- **What to produce**:
Transcribe every entry below word for word, but skip the pictures.

━━━━━ Information given

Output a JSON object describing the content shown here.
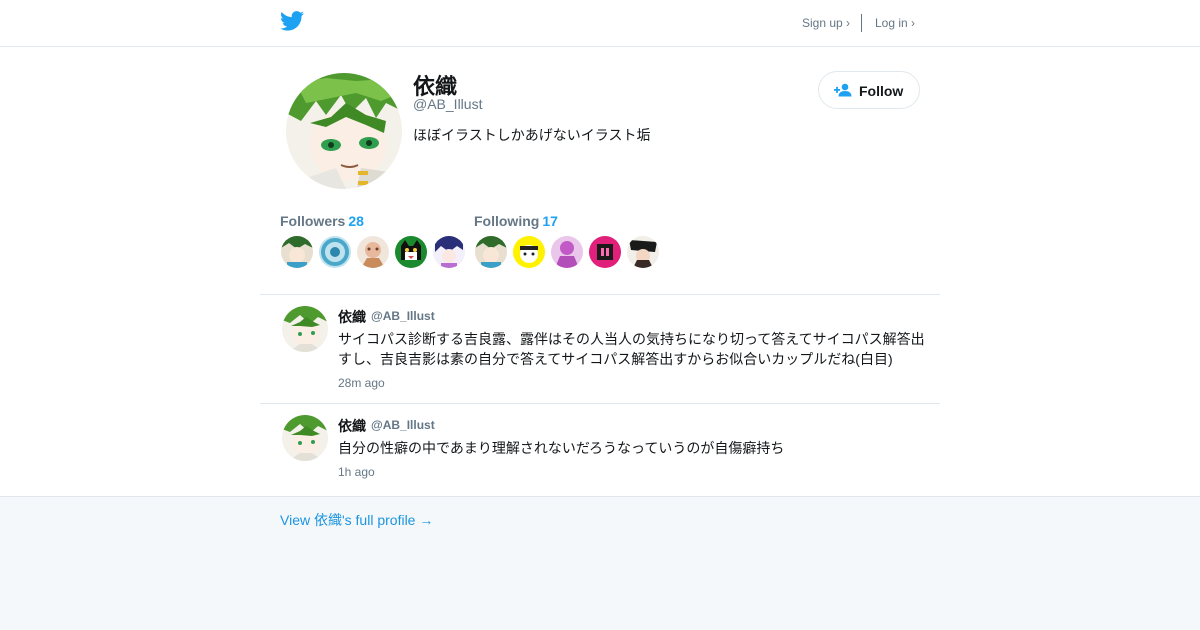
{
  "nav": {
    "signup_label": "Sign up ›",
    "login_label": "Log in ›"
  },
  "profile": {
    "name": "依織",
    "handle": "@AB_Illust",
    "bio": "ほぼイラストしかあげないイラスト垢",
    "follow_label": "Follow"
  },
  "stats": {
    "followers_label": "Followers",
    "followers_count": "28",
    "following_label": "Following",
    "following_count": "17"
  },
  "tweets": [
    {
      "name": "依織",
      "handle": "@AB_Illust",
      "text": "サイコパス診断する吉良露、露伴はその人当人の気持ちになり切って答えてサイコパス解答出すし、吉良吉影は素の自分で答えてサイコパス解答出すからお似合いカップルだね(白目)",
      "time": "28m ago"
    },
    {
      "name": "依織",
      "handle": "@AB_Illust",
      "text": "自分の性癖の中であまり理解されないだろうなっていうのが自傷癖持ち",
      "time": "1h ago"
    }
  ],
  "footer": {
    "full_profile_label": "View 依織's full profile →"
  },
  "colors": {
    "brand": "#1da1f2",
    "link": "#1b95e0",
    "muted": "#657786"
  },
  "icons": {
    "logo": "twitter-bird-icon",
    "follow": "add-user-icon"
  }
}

━━━━━━━━━━

- **Result**:
Output a JSON object describing the content shown here.
{
  "nav": {
    "signup_label": "Sign up ›",
    "login_label": "Log in ›"
  },
  "profile": {
    "name": "依織",
    "handle": "@AB_Illust",
    "bio": "ほぼイラストしかあげないイラスト垢",
    "follow_label": "Follow"
  },
  "stats": {
    "followers_label": "Followers",
    "followers_count": "28",
    "following_label": "Following",
    "following_count": "17"
  },
  "tweets": [
    {
      "name": "依織",
      "handle": "@AB_Illust",
      "text": "サイコパス診断する吉良露、露伴はその人当人の気持ちになり切って答えてサイコパス解答出すし、吉良吉影は素の自分で答えてサイコパス解答出すからお似合いカップルだね(白目)",
      "time": "28m ago"
    },
    {
      "name": "依織",
      "handle": "@AB_Illust",
      "text": "自分の性癖の中であまり理解されないだろうなっていうのが自傷癖持ち",
      "time": "1h ago"
    }
  ],
  "footer": {
    "full_profile_label": "View 依織's full profile →"
  },
  "colors": {
    "brand": "#1da1f2",
    "link": "#1b95e0",
    "muted": "#657786"
  },
  "icons": {
    "logo": "twitter-bird-icon",
    "follow": "add-user-icon"
  }
}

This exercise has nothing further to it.